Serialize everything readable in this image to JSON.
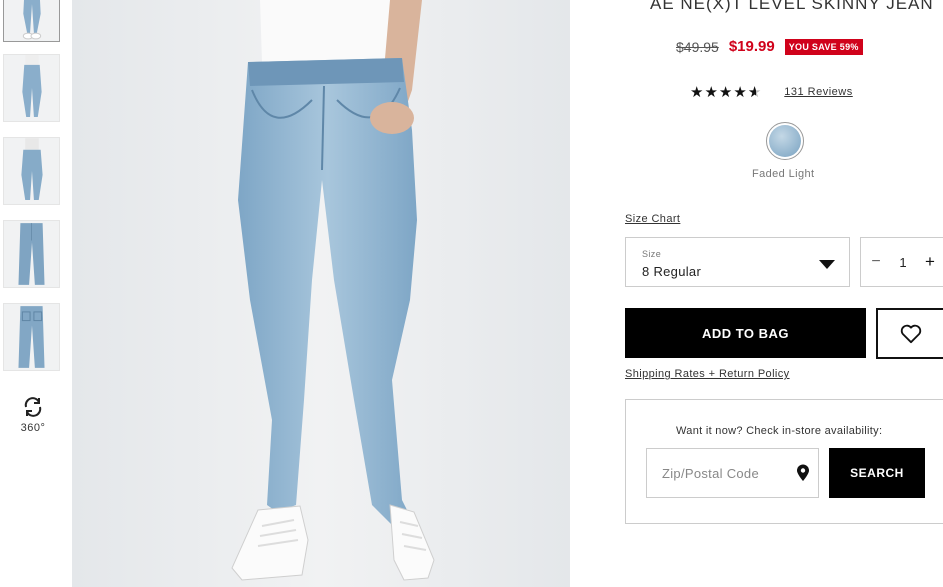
{
  "thumbnails": [
    {
      "name": "thumb-front-full",
      "active": true
    },
    {
      "name": "thumb-side",
      "active": false
    },
    {
      "name": "thumb-back",
      "active": false
    },
    {
      "name": "thumb-flat-front",
      "active": false
    },
    {
      "name": "thumb-flat-back",
      "active": false
    }
  ],
  "rotate": {
    "icon": "rotate-360-icon",
    "label": "360°"
  },
  "product": {
    "title": "AE NE(X)T LEVEL SKINNY JEAN",
    "old_price": "$49.95",
    "new_price": "$19.99",
    "save_badge": "YOU SAVE 59%",
    "rating": 4.5,
    "reviews_label": "131 Reviews",
    "color_name": "Faded Light"
  },
  "size": {
    "chart_link": "Size Chart",
    "label": "Size",
    "value": "8 Regular"
  },
  "quantity": {
    "minus": "−",
    "value": "1",
    "plus": "+"
  },
  "actions": {
    "add_to_bag": "ADD TO BAG",
    "shipping_link": "Shipping Rates + Return Policy"
  },
  "store": {
    "prompt": "Want it now? Check in-store availability:",
    "zip_placeholder": "Zip/Postal Code",
    "search_label": "SEARCH"
  },
  "colors": {
    "price_red": "#d0021b",
    "denim": "#8fb2cc",
    "button_black": "#000000"
  }
}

EXERCISE OBJECTIVE: Pull out each line of the listing that holds the string "front".

ANSWER BELOW:
      "name": "thumb-front-full",
      "name": "thumb-flat-front",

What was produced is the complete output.